— BEGIN —

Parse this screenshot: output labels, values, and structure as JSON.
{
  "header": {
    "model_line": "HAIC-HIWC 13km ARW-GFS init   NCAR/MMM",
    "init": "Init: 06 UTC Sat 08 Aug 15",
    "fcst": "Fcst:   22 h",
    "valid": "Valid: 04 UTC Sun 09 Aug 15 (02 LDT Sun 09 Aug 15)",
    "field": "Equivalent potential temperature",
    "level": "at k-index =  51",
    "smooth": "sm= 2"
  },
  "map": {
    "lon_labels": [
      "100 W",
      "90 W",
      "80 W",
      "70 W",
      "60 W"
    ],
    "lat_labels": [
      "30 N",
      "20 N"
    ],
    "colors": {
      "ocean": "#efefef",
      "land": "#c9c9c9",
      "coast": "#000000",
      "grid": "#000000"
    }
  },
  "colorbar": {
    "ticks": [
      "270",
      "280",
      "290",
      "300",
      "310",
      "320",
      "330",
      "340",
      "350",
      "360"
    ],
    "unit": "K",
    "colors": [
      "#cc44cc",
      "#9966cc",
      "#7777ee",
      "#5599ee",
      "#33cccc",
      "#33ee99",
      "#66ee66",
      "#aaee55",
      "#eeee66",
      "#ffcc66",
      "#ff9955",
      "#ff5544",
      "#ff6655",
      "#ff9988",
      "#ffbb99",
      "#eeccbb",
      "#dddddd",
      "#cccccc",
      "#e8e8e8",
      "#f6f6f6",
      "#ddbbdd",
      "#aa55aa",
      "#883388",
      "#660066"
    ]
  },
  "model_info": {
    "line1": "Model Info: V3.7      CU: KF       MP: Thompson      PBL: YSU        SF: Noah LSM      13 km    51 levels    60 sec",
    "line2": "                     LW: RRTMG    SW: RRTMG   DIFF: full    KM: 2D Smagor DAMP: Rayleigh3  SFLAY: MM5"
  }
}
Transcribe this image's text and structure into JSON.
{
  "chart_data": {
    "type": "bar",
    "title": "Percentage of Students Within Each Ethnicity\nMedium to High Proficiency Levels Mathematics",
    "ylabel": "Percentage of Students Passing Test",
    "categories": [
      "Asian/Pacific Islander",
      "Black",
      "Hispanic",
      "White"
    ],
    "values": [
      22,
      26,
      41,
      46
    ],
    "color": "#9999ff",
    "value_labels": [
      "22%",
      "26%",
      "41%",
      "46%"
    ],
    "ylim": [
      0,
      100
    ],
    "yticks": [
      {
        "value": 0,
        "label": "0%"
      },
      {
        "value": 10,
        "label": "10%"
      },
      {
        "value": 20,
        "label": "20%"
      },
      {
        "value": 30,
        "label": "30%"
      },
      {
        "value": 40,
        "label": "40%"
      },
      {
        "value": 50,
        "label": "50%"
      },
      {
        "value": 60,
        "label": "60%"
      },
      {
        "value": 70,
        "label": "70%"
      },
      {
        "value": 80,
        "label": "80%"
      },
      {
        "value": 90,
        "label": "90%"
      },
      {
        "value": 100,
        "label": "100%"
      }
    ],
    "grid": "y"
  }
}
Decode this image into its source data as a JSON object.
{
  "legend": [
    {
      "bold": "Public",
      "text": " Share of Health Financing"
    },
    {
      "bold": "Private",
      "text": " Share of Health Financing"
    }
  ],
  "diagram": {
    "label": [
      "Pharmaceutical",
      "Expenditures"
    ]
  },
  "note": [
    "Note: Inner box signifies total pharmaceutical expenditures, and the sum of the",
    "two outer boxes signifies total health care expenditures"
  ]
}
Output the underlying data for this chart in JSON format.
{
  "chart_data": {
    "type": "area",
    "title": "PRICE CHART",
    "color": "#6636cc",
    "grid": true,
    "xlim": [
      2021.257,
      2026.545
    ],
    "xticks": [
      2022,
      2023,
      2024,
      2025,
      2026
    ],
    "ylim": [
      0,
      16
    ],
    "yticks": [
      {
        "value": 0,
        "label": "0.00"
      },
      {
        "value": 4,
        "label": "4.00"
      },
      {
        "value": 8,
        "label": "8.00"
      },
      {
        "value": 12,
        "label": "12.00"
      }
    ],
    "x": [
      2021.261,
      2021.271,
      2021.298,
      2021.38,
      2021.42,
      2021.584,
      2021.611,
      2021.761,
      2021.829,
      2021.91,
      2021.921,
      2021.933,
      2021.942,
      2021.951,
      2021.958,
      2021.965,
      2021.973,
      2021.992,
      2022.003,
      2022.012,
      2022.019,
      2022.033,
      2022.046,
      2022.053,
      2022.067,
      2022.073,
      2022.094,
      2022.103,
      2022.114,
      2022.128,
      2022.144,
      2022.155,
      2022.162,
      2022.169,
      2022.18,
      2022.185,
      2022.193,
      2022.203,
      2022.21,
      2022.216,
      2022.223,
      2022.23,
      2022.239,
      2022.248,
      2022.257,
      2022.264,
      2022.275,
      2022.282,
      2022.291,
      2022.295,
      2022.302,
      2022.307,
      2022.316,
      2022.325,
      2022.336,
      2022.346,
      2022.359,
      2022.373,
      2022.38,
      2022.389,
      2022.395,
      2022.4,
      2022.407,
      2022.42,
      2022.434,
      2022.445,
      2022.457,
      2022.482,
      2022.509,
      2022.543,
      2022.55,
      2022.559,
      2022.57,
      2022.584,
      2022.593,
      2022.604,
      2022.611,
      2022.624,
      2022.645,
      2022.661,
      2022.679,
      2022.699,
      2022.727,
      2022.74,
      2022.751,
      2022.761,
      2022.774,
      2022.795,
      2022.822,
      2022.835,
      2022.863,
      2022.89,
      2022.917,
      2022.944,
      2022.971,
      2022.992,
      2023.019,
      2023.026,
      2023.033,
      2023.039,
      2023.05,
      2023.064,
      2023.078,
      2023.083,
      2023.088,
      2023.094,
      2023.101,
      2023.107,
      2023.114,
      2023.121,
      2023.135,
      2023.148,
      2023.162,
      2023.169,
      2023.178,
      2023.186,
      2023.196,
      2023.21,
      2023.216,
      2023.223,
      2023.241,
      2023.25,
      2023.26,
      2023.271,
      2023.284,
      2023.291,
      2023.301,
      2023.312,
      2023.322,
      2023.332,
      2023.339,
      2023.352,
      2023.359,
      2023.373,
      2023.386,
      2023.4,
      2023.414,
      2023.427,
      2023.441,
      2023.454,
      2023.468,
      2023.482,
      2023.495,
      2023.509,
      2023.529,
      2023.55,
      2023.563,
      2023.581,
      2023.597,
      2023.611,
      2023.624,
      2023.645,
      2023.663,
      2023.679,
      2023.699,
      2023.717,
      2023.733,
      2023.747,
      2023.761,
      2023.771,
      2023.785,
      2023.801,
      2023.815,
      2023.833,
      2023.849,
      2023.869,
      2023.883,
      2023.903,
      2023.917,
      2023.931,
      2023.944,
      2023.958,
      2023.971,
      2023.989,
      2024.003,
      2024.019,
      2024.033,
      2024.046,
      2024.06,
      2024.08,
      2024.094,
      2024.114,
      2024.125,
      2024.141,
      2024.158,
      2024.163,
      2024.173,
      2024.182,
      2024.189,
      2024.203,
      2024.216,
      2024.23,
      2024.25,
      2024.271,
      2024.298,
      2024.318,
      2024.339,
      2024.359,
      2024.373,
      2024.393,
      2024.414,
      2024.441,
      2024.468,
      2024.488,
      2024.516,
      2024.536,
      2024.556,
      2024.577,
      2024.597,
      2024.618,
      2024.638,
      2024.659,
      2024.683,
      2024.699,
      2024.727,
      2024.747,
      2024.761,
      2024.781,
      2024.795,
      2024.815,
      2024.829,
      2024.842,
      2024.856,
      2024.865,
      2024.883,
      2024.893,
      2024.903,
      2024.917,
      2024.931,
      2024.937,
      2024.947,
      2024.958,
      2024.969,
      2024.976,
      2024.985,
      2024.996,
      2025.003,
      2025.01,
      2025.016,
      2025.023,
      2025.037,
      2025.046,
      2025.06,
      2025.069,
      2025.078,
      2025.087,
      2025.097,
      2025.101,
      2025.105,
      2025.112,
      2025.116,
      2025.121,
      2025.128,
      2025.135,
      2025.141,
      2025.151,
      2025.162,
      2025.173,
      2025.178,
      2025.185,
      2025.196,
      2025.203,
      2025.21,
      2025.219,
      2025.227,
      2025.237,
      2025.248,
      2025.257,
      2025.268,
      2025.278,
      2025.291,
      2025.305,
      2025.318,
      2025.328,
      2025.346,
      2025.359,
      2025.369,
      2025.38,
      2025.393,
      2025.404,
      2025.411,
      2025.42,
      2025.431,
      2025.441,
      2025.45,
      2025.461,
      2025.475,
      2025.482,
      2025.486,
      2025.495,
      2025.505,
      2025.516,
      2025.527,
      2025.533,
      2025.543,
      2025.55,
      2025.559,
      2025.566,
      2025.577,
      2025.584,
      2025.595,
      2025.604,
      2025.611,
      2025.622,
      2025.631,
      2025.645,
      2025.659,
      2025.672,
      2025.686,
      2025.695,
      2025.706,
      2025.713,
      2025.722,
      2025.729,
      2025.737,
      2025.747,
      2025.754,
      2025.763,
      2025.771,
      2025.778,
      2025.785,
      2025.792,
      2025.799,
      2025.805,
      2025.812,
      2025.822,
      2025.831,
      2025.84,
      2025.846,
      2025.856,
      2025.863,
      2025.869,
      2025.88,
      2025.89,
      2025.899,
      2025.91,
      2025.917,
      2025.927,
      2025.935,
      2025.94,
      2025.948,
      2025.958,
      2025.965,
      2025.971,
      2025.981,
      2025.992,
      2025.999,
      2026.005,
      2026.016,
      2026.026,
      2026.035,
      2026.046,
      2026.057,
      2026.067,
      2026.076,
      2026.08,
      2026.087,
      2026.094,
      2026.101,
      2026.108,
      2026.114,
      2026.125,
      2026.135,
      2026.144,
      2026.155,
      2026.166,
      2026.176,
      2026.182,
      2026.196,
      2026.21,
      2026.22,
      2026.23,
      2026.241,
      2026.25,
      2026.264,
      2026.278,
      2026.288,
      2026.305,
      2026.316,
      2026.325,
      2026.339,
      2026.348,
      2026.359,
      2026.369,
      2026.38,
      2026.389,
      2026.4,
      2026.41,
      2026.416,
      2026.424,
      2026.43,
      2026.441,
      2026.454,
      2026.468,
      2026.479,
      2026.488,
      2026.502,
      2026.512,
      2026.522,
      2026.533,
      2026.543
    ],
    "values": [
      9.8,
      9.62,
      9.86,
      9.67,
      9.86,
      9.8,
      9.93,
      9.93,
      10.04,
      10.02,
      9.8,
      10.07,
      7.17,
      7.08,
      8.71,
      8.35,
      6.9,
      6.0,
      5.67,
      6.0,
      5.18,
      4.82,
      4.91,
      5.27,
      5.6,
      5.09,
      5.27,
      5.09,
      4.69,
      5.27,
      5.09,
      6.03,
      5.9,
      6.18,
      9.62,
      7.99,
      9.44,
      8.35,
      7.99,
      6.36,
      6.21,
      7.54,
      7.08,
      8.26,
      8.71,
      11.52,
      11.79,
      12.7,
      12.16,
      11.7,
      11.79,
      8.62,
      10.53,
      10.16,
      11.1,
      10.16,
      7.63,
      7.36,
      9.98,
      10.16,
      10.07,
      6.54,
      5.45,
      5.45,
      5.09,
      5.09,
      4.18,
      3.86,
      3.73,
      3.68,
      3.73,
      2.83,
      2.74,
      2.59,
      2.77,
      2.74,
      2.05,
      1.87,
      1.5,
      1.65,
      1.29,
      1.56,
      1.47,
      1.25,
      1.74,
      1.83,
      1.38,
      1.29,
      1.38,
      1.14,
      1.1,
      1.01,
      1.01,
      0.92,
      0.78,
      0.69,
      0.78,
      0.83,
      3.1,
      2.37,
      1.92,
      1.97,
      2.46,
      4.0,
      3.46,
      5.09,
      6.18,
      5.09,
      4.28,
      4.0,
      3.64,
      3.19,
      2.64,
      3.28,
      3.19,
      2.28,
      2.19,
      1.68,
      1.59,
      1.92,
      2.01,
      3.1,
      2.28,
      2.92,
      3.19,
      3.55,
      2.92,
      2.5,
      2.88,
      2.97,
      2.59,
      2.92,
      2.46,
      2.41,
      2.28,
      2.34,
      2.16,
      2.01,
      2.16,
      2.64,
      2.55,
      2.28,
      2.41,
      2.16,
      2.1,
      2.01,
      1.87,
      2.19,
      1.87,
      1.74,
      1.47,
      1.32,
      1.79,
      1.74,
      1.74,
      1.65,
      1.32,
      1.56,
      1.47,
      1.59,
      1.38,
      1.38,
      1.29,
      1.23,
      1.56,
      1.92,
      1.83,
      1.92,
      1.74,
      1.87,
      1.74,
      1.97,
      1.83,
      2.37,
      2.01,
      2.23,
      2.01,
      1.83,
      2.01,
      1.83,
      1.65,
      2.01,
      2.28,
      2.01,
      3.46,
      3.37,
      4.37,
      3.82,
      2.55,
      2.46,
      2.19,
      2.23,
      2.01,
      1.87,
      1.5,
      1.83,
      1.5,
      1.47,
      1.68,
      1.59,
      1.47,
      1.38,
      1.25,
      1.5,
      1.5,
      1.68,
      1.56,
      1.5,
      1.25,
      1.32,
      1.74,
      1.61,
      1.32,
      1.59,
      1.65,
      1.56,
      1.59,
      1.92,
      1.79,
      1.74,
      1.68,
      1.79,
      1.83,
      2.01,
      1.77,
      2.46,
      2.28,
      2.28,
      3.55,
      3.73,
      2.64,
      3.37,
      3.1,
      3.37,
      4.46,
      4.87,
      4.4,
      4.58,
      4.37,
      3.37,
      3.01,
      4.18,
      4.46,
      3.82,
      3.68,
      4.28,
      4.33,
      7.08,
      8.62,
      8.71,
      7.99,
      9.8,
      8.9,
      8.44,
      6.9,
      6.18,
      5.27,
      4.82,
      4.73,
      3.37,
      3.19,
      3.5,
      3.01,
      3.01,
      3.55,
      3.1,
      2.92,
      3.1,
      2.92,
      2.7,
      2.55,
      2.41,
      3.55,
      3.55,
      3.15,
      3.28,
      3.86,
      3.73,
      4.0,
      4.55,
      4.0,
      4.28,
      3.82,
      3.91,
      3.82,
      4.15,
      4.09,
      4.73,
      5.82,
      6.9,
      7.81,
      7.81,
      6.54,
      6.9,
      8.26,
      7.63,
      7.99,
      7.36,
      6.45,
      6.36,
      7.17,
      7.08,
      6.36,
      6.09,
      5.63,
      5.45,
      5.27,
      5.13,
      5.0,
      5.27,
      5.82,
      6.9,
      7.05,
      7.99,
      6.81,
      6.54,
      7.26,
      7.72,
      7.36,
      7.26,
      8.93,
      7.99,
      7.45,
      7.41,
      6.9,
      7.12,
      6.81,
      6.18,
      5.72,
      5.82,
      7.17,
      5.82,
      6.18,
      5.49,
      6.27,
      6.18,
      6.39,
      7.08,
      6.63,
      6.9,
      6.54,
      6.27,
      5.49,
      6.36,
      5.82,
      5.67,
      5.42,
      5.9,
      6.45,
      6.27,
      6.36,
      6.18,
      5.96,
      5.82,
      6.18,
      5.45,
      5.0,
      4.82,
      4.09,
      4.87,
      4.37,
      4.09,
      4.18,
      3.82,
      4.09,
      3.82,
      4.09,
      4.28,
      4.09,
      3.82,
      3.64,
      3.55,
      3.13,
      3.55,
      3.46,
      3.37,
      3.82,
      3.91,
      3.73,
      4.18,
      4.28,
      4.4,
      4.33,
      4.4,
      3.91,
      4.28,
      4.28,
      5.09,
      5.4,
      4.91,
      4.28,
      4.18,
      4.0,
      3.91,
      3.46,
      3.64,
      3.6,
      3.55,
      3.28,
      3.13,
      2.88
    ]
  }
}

— END —

Copy every line of the entries above in which "image" occurs.

> _EXERCISE RESULT_
Transcribe this image's text and structure into JSON.
Decode this image into its source data as a JSON object.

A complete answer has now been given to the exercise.